Kochani!
Kolejny tydzień za nami, więc meldujemy się z jego podsumowaniem (oraz z zaległymi informacjami z poprzedniego tygodnia)!

STAN KOTÓW: 286, w tym 9 rezydentów pod naszą stałą opieką.

Pod poniższym linkiem możecie zobaczyć zestawienie wszystkich naszych kocich ogonków:
https://drive.google.com/…/1OWZFcVlGZIWcpiNv9KB…/view…

Z nazawszowego domku macha Wam w tym tygodniu Royal. Długiego i dobrego życia, kotelaszku! ❤

NOWE KOTY:

11 kotów z Poraja – dostaliśmy zgłoszenie o miejscu, gdzie na podwórku przebywało ponad 40 kotów, zabiedzonych i z kocim katarem. Przy współpracy z osobami z Częstochowy, które zajęły się kastracją większości dorosłych kotów oraz zabrały do siebie tyle kociaków, ile tylko mogły, udało nam się zająć tematem – do nas trafiło 8 kociaków w wieku ok. 3-miesięcy oraz matka z dwójką 4-tygodniowych maluszków, całe towarzystwo leczymy na świerzb i koci katar, są też mocno zarobaczeni.
-------------------------
# [DO WYKONANIA]
Dopisz kolejną część tygodniowego podsumowania o kotach, zaczynając od miejsca po ostatnim zdaniu tego tekstu. Zamieszczony dalej materiał stanowi odrębną całość, niezwiązaną z tekstem o kotach.

# [ZEBRANY MATERIAŁ]
-------------------------
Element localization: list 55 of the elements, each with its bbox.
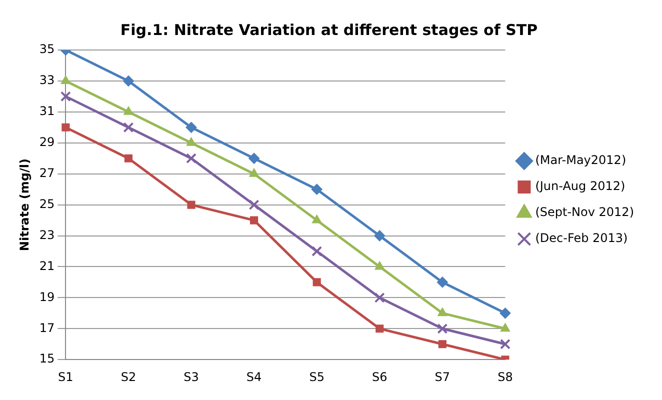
-------------------------
# [WYNIK ĆWICZENIA]
Kociątko z Węgrzec Wielkich – dostaliśmy zgłoszenie o porzuconym przez matkę kociątku, maluch przebywa obecnie w domu tymczasowym, który odkarmia go na butelce.

3 kociaki spod Częstochowy – końcem tygodnia dostaliśmy błaganie o pomoc od osób, z którymi zajmowaliśmy się kotami z Poraja – z kolejnego stada trafiły do nich koty z silnym kocim katarem, udało im się znaleźć miejsce dla 2 kotek i 3 malców, zostały jednak 3 maluchy z innego miotu, których nie mieli już gdzie dać, a kociaki wymagały pilnego leczenia. Maluchy przebywają obecnie w naszej kociarni i są w trakcie leczenia.

KOTY ROZPOCZYNAJĄCE/KONTYNUUJĄCE LECZENIE:

Koty z Poraja – jak wyżej.

Kociaki spod Częstochowy – jak wyżej.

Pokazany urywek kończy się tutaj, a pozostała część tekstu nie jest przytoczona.